*Information shown*.
════

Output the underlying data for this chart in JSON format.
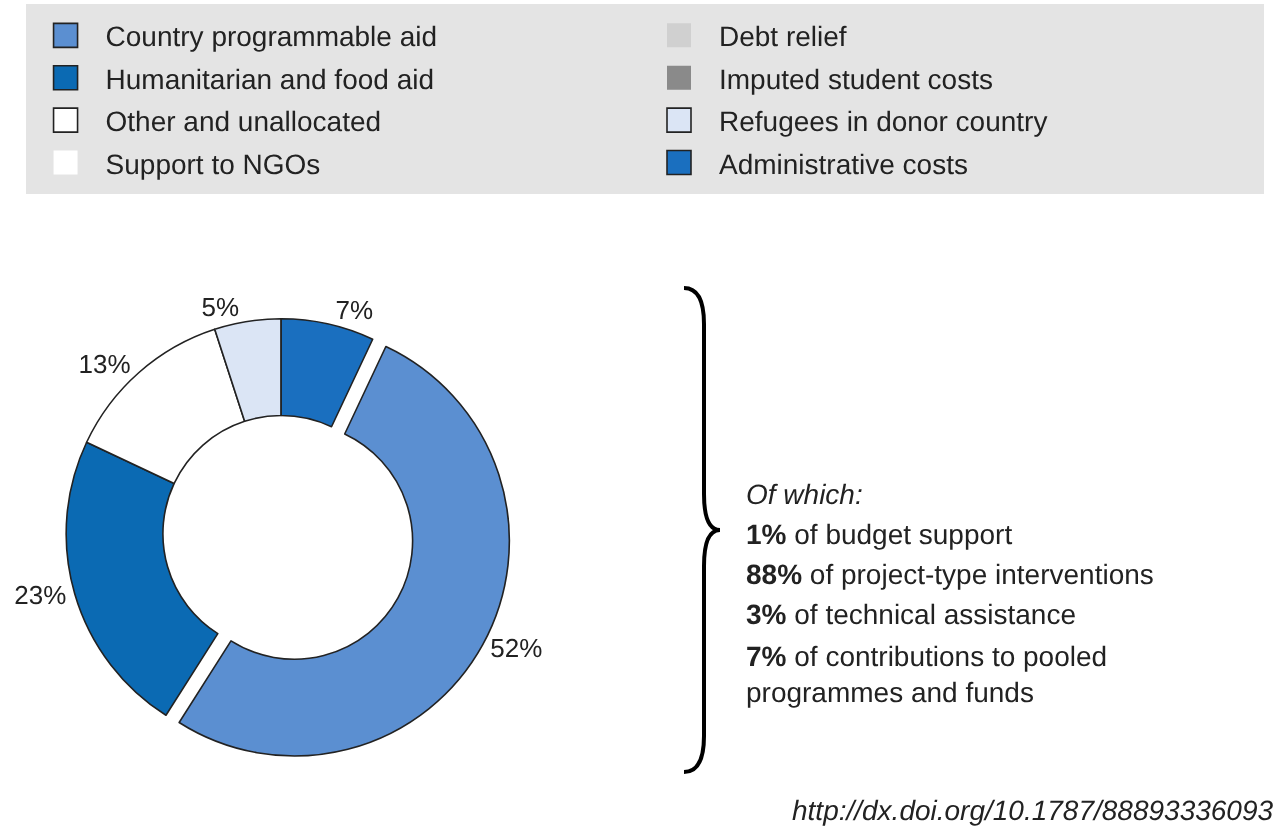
{
  "chart_data": {
    "type": "donut",
    "categories": [
      "Country programmable aid",
      "Debt relief",
      "Humanitarian and food aid",
      "Imputed student costs",
      "Other and unallocated",
      "Refugees in donor country",
      "Support to NGOs",
      "Administrative costs"
    ],
    "values": [
      52,
      0,
      23,
      0,
      13,
      5,
      0,
      7
    ],
    "colors": [
      "#5b8fd1",
      "#d0d0d0",
      "#0b6ab3",
      "#8a8a8a",
      "#ffffff",
      "#dbe5f5",
      "#ffffff",
      "#1a6fbf"
    ],
    "value_labels": [
      "52%",
      null,
      "23%",
      null,
      "13%",
      "5%",
      null,
      "7%"
    ],
    "legend": "top",
    "annotations": [
      "Of which:",
      "1% of budget support",
      "88% of project-type interventions",
      "3% of technical assistance",
      "7% of contributions to pooled programmes and funds",
      "http://dx.doi.org/10.1787/88893336093"
    ]
  }
}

════

*Your instructions*. Look through the material above. Copy each line where the word "costs" appears.

*Solution for this exercise*.
      "Imputed student costs",
      "Administrative costs"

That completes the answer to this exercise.